The input:
+++++
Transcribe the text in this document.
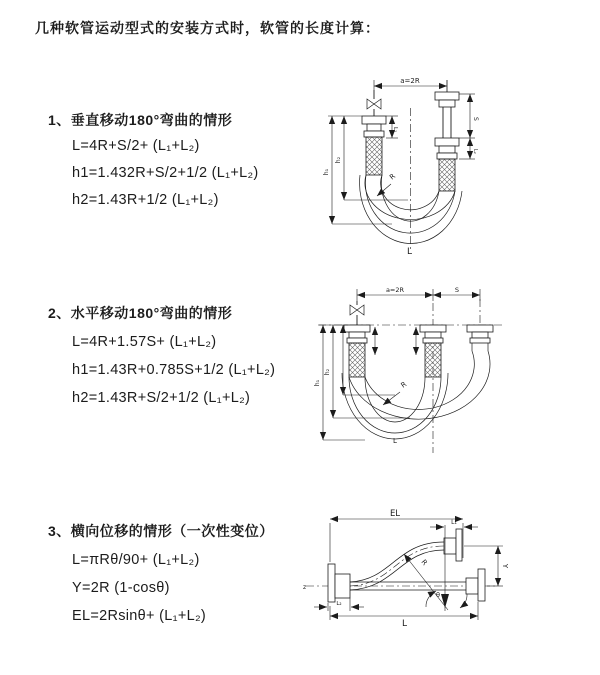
几种软管运动型式的安装方式时，软管的长度计算：
1、垂直移动180°弯曲的情形
L=4R+S/2+ (L₁+L₂)
h1=1.432R+S/2+1/2 (L₁+L₂)
h2=1.43R+1/2 (L₁+L₂)
a=2R
L₁
S
L₂
h₁
h₂
R
L
2、水平移动180°弯曲的情形
L=4R+1.57S+ (L₁+L₂)
h1=1.43R+0.785S+1/2 (L₁+L₂)
h2=1.43R+S/2+1/2 (L₁+L₂)
a=2R	S
h₁
h₂
R
L
3、横向位移的情形（一次性变位）
L=πRθ/90+ (L₁+L₂)
Y=2R (1-cosθ)
EL=2Rsinθ+ (L₁+L₂)
EL
L₁
z
R
θ
Y
L₂
L
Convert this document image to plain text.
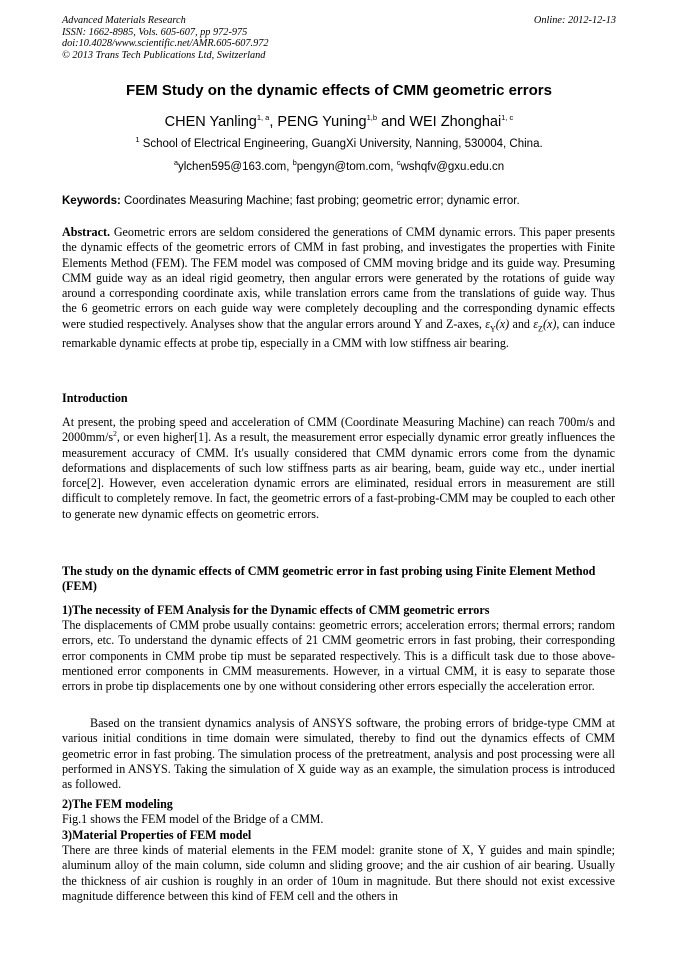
Advanced Materials Research
ISSN: 1662-8985, Vols. 605-607, pp 972-975
doi:10.4028/www.scientific.net/AMR.605-607.972
© 2013 Trans Tech Publications Ltd, Switzerland
Online: 2012-12-13
FEM Study on the dynamic effects of CMM geometric errors
CHEN Yanling$^{1, a}$, PENG Yuning$^{1,b}$ and WEI Zhonghai$^{1, c}$
$^1$ School of Electrical Engineering, GuangXi University, Nanning, 530004, China.
$^a$ylchen595@163.com, $^b$pengyn@tom.com, $^c$wshqfv@gxu.edu.cn
Keywords: Coordinates Measuring Machine; fast probing; geometric error; dynamic error.
Abstract. Geometric errors are seldom considered the generations of CMM dynamic errors. This paper presents the dynamic effects of the geometric errors of CMM in fast probing, and investigates the properties with Finite Elements Method (FEM). The FEM model was composed of CMM moving bridge and its guide way. Presuming CMM guide way as an ideal rigid geometry, then angular errors were generated by the rotations of guide way around a corresponding coordinate axis, while translation errors came from the translations of guide way. Thus the 6 geometric errors on each guide way were completely decoupling and the corresponding dynamic effects were studied respectively. Analyses show that the angular errors around Y and Z-axes, $\varepsilon_Y(x)$ and $\varepsilon_Z(x)$, can induce remarkable dynamic effects at probe tip, especially in a CMM with low stiffness air bearing.
Introduction
At present, the probing speed and acceleration of CMM (Coordinate Measuring Machine) can reach 700m/s and $2000mm/s^2$, or even higher[1]. As a result, the measurement error especially dynamic error greatly influences the measurement accuracy of CMM. It's usually considered that CMM dynamic errors come from the dynamic deformations and displacements of such low stiffness parts as air bearing, beam, guide way etc., under inertial force[2]. However, even acceleration dynamic errors are eliminated, residual errors in measurement are still difficult to completely remove. In fact, the geometric errors of a fast-probing-CMM may be coupled to each other to generate new dynamic effects on geometric errors.
The study on the dynamic effects of CMM geometric error in fast probing using Finite Element Method (FEM)
1)The necessity of FEM Analysis for the Dynamic effects of CMM geometric errors
The displacements of CMM probe usually contains: geometric errors; acceleration errors; thermal errors; random errors, etc. To understand the dynamic effects of 21 CMM geometric errors in fast probing, their corresponding error components in CMM probe tip must be separated respectively. This is a difficult task due to those above-mentioned error components in CMM measurements. However, in a virtual CMM, it is easy to separate those errors in probe tip displacements one by one without considering other errors especially the acceleration error.
Based on the transient dynamics analysis of ANSYS software, the probing errors of bridge-type CMM at various initial conditions in time domain were simulated, thereby to find out the dynamics effects of CMM geometric error in fast probing. The simulation process of the pretreatment, analysis and post processing were all performed in ANSYS. Taking the simulation of X guide way as an example, the simulation process is introduced as followed.
2)The FEM modeling
Fig.1 shows the FEM model of the Bridge of a CMM.
3)Material Properties of FEM model
There are three kinds of material elements in the FEM model: granite stone of X, Y guides and main spindle; aluminum alloy of the main column, side column and sliding groove; and the air cushion of air bearing. Usually the thickness of air cushion is roughly in an order of 10um in magnitude. But there should not exist excessive magnitude difference between this kind of FEM cell and the others in
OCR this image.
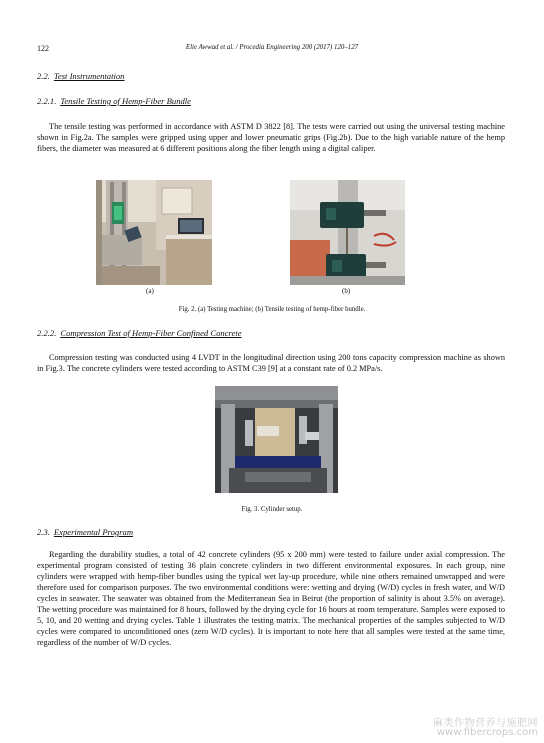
122	Elie Awwad et al. / Procedia Engineering 200 (2017) 120–127
2.2. Test Instrumentation
2.2.1. Tensile Testing of Hemp-Fiber Bundle

The tensile testing was performed in accordance with ASTM D 3822 [8]. The tests were carried out using the universal testing machine shown in Fig.2a. The samples were gripped using upper and lower pneumatic grips (Fig.2b). Due to the high variable nature of the hemp fibers, the diameter was measured at 6 different positions along the fiber length using a digital caliper.

(a)	(b)
Fig. 2. (a) Testing machine; (b) Tensile testing of hemp-fiber bundle.
2.2.2. Compression Test of Hemp-Fiber Confined Concrete

Compression testing was conducted using 4 LVDT in the longitudinal direction using 200 tons capacity compression machine as shown in Fig.3. The concrete cylinders were tested according to ASTM C39 [9] at a constant rate of 0.2 MPa/s.

Fig. 3. Cylinder setup.
2.3. Experimental Program

Regarding the durability studies, a total of 42 concrete cylinders (95 x 200 mm) were tested to failure under axial compression. The experimental program consisted of testing 36 plain concrete cylinders in two different environmental exposures. In each group, nine cylinders were wrapped with hemp-fiber bundles using the typical wet lay-up procedure, while nine others remained unwrapped and were therefore used for comparison purposes. The two environmental conditions were: wetting and drying (W/D) cycles in fresh water, and W/D cycles in seawater. The seawater was obtained from the Mediterranean Sea in Beirut (the proportion of salinity is about 3.5% on average). The wetting procedure was maintained for 8 hours, followed by the drying cycle for 16 hours at room temperature. Samples were exposed to 5, 10, and 20 wetting and drying cycles. Table 1 illustrates the testing matrix. The mechanical properties of the samples subjected to W/D cycles were compared to unconditioned ones (zero W/D cycles). It is important to note here that all samples were tested at the same time, regardless of the number of W/D cycles.

麻类作物营养与施肥网
www.fibercrops.com
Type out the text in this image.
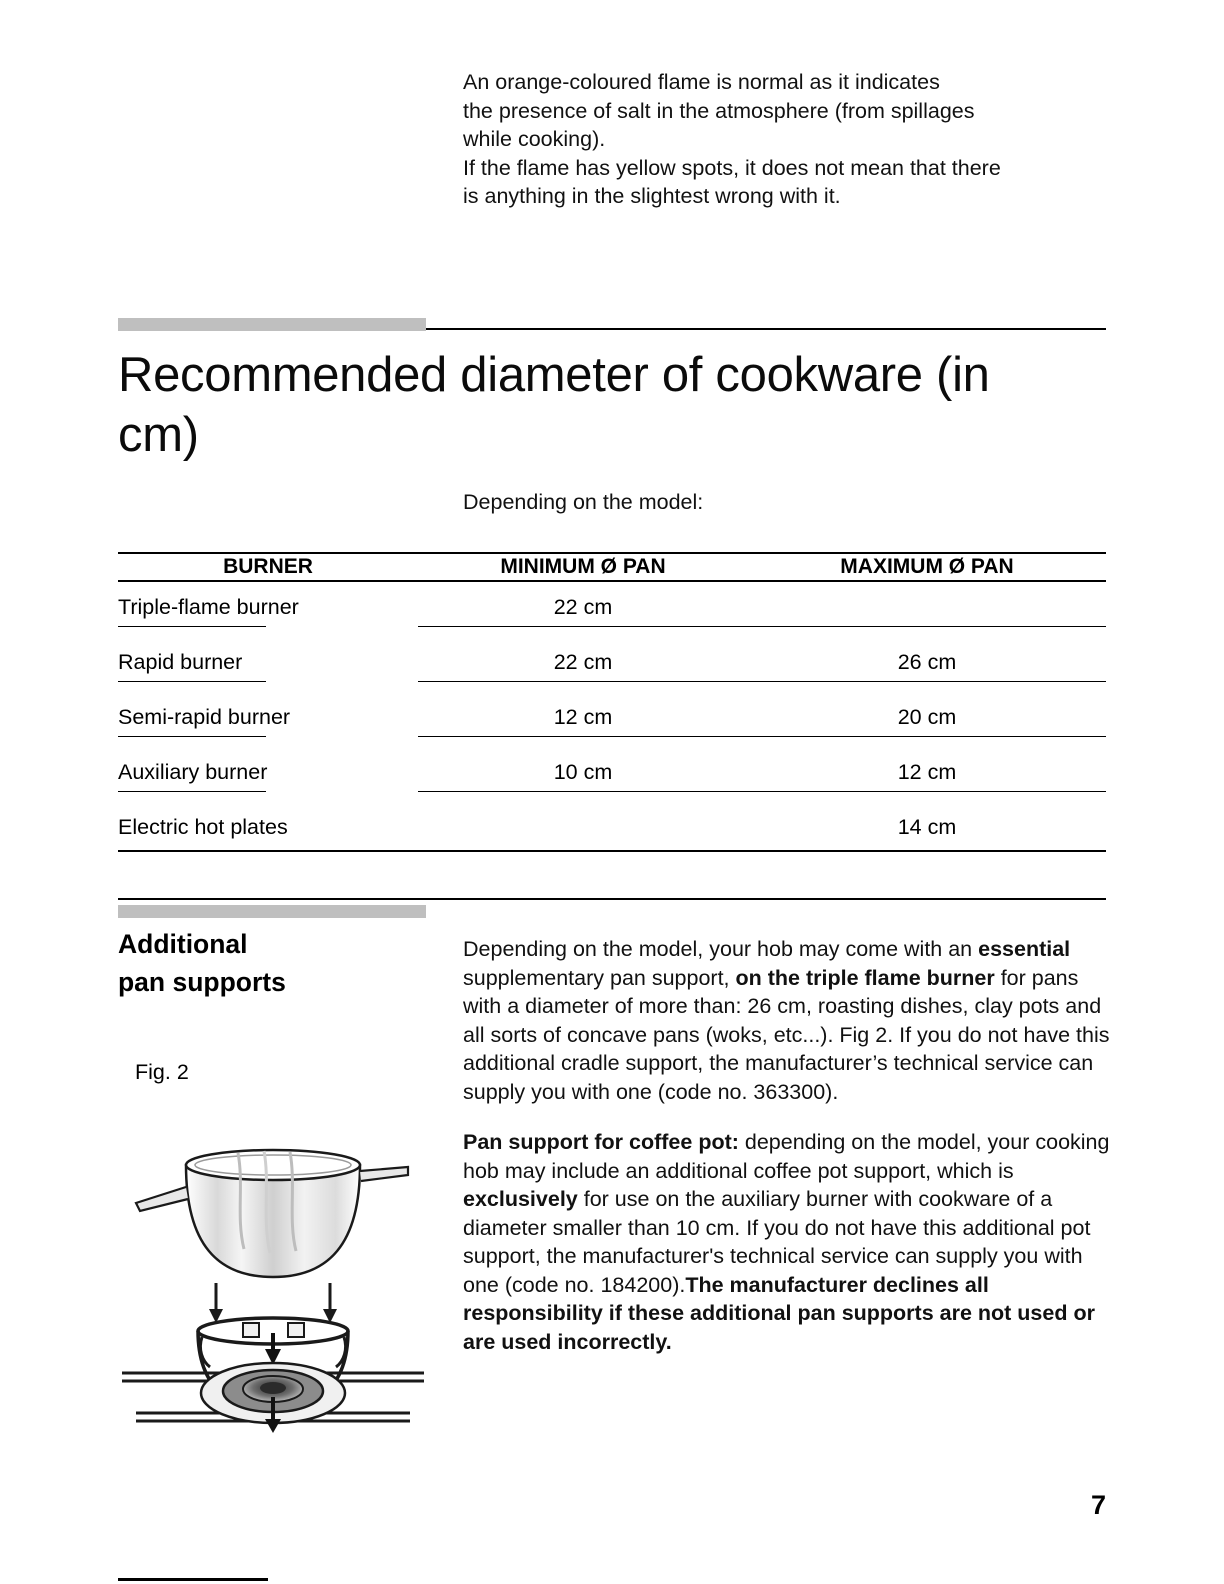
An orange-coloured flame is normal as it indicates

the presence of salt in the atmosphere (from spillages

while cooking).

If the flame has yellow spots, it does not mean that there

is anything in the slightest wrong with it.

Recommended diameter of cookware (in cm)
Depending on the model:

BURNER	MINIMUM Ø PAN	MAXIMUM Ø PAN

Triple-flame burner	22 cm

Rapid burner	22 cm	26 cm

Semi-rapid burner	12 cm	20 cm

Auxiliary burner	10 cm	12 cm

Electric hot plates		14 cm

Additional
pan supports
Fig. 2

Depending on the model, your hob may come with an essential supplementary pan support, on the triple flame burner for pans with a diameter of more than: 26 cm, roasting dishes, clay pots and all sorts of concave pans (woks, etc...). Fig 2. If you do not have this additional cradle support, the manufacturer’s technical service can supply you with one (code no. 363300).

Pan support for coffee pot: depending on the model, your cooking hob may include an additional coffee pot support, which is exclusively for use on the auxiliary burner with cookware of a diameter smaller than 10 cm. If you do not have this additional pot support, the manufacturer's technical service can supply you with one (code no. 184200).The manufacturer declines all responsibility if these additional pan supports are not used or are used incorrectly.

7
+++++
Copy out each record shown above without alteration, skipping any picture.

The reply:
Transcribe the text in this document.
几种软管运动型式的安装方式时，软管的长度计算：
1、垂直移动180°弯曲的情形
L=4R+S/2+ (L₁+L₂)
h1=1.432R+S/2+1/2 (L₁+L₂)
h2=1.43R+1/2 (L₁+L₂)
a=2R
L₁
S
L₂
h₁
h₂
R
L
2、水平移动180°弯曲的情形
L=4R+1.57S+ (L₁+L₂)
h1=1.43R+0.785S+1/2 (L₁+L₂)
h2=1.43R+S/2+1/2 (L₁+L₂)
a=2R	S
h₁
h₂
R
L
3、横向位移的情形（一次性变位）
L=πRθ/90+ (L₁+L₂)
Y=2R (1-cosθ)
EL=2Rsinθ+ (L₁+L₂)
EL
L₁
z
R
θ
Y
L₂
L
Convert this document image to plain text.
Advanced Materials Research
ISSN: 1662-8985, Vols. 605-607, pp 972-975
doi:10.4028/www.scientific.net/AMR.605-607.972
© 2013 Trans Tech Publications Ltd, Switzerland
Online: 2012-12-13
FEM Study on the dynamic effects of CMM geometric errors
CHEN Yanling$^{1, a}$, PENG Yuning$^{1,b}$ and WEI Zhonghai$^{1, c}$
$^1$ School of Electrical Engineering, GuangXi University, Nanning, 530004, China.
$^a$ylchen595@163.com, $^b$pengyn@tom.com, $^c$wshqfv@gxu.edu.cn
Keywords: Coordinates Measuring Machine; fast probing; geometric error; dynamic error.
Abstract. Geometric errors are seldom considered the generations of CMM dynamic errors. This paper presents the dynamic effects of the geometric errors of CMM in fast probing, and investigates the properties with Finite Elements Method (FEM). The FEM model was composed of CMM moving bridge and its guide way. Presuming CMM guide way as an ideal rigid geometry, then angular errors were generated by the rotations of guide way around a corresponding coordinate axis, while translation errors came from the translations of guide way. Thus the 6 geometric errors on each guide way were completely decoupling and the corresponding dynamic effects were studied respectively. Analyses show that the angular errors around Y and Z-axes, $\varepsilon_Y(x)$ and $\varepsilon_Z(x)$, can induce remarkable dynamic effects at probe tip, especially in a CMM with low stiffness air bearing.
Introduction
At present, the probing speed and acceleration of CMM (Coordinate Measuring Machine) can reach 700m/s and $2000mm/s^2$, or even higher[1]. As a result, the measurement error especially dynamic error greatly influences the measurement accuracy of CMM. It's usually considered that CMM dynamic errors come from the dynamic deformations and displacements of such low stiffness parts as air bearing, beam, guide way etc., under inertial force[2]. However, even acceleration dynamic errors are eliminated, residual errors in measurement are still difficult to completely remove. In fact, the geometric errors of a fast-probing-CMM may be coupled to each other to generate new dynamic effects on geometric errors.
The study on the dynamic effects of CMM geometric error in fast probing using Finite Element Method (FEM)
1)The necessity of FEM Analysis for the Dynamic effects of CMM geometric errors
The displacements of CMM probe usually contains: geometric errors; acceleration errors; thermal errors; random errors, etc. To understand the dynamic effects of 21 CMM geometric errors in fast probing, their corresponding error components in CMM probe tip must be separated respectively. This is a difficult task due to those above-mentioned error components in CMM measurements. However, in a virtual CMM, it is easy to separate those errors in probe tip displacements one by one without considering other errors especially the acceleration error.
Based on the transient dynamics analysis of ANSYS software, the probing errors of bridge-type CMM at various initial conditions in time domain were simulated, thereby to find out the dynamics effects of CMM geometric error in fast probing. The simulation process of the pretreatment, analysis and post processing were all performed in ANSYS. Taking the simulation of X guide way as an example, the simulation process is introduced as followed.
2)The FEM modeling
Fig.1 shows the FEM model of the Bridge of a CMM.
3)Material Properties of FEM model
There are three kinds of material elements in the FEM model: granite stone of X, Y guides and main spindle; aluminum alloy of the main column, side column and sliding groove; and the air cushion of air bearing. Usually the thickness of air cushion is roughly in an order of 10um in magnitude. But there should not exist excessive magnitude difference between this kind of FEM cell and the others in
OCR this image.
122	Elie Awwad et al. / Procedia Engineering 200 (2017) 120–127
2.2. Test Instrumentation
2.2.1. Tensile Testing of Hemp-Fiber Bundle

The tensile testing was performed in accordance with ASTM D 3822 [8]. The tests were carried out using the universal testing machine shown in Fig.2a. The samples were gripped using upper and lower pneumatic grips (Fig.2b). Due to the high variable nature of the hemp fibers, the diameter was measured at 6 different positions along the fiber length using a digital caliper.

(a)	(b)
Fig. 2. (a) Testing machine; (b) Tensile testing of hemp-fiber bundle.
2.2.2. Compression Test of Hemp-Fiber Confined Concrete

Compression testing was conducted using 4 LVDT in the longitudinal direction using 200 tons capacity compression machine as shown in Fig.3. The concrete cylinders were tested according to ASTM C39 [9] at a constant rate of 0.2 MPa/s.

Fig. 3. Cylinder setup.
2.3. Experimental Program

Regarding the durability studies, a total of 42 concrete cylinders (95 x 200 mm) were tested to failure under axial compression. The experimental program consisted of testing 36 plain concrete cylinders in two different environmental exposures. In each group, nine cylinders were wrapped with hemp-fiber bundles using the typical wet lay-up procedure, while nine others remained unwrapped and were therefore used for comparison purposes. The two environmental conditions were: wetting and drying (W/D) cycles in fresh water, and W/D cycles in seawater. The seawater was obtained from the Mediterranean Sea in Beirut (the proportion of salinity is about 3.5% on average). The wetting procedure was maintained for 8 hours, followed by the drying cycle for 16 hours at room temperature. Samples were exposed to 5, 10, and 20 wetting and drying cycles. Table 1 illustrates the testing matrix. The mechanical properties of the samples subjected to W/D cycles were compared to unconditioned ones (zero W/D cycles). It is important to note here that all samples were tested at the same time, regardless of the number of W/D cycles.

麻类作物营养与施肥网
www.fibercrops.com
Type out the text in this image.
An orange-coloured flame is normal as it indicates

the presence of salt in the atmosphere (from spillages

while cooking).

If the flame has yellow spots, it does not mean that there

is anything in the slightest wrong with it.

Recommended diameter of cookware (in cm)
Depending on the model:

BURNER	MINIMUM Ø PAN	MAXIMUM Ø PAN

Triple-flame burner	22 cm

Rapid burner	22 cm	26 cm

Semi-rapid burner	12 cm	20 cm

Auxiliary burner	10 cm	12 cm

Electric hot plates		14 cm

Additional
pan supports
Fig. 2

Depending on the model, your hob may come with an essential supplementary pan support, on the triple flame burner for pans with a diameter of more than: 26 cm, roasting dishes, clay pots and all sorts of concave pans (woks, etc...). Fig 2. If you do not have this additional cradle support, the manufacturer’s technical service can supply you with one (code no. 363300).

Pan support for coffee pot: depending on the model, your cooking hob may include an additional coffee pot support, which is exclusively for use on the auxiliary burner with cookware of a diameter smaller than 10 cm. If you do not have this additional pot support, the manufacturer's technical service can supply you with one (code no. 184200).The manufacturer declines all responsibility if these additional pan supports are not used or are used incorrectly.

7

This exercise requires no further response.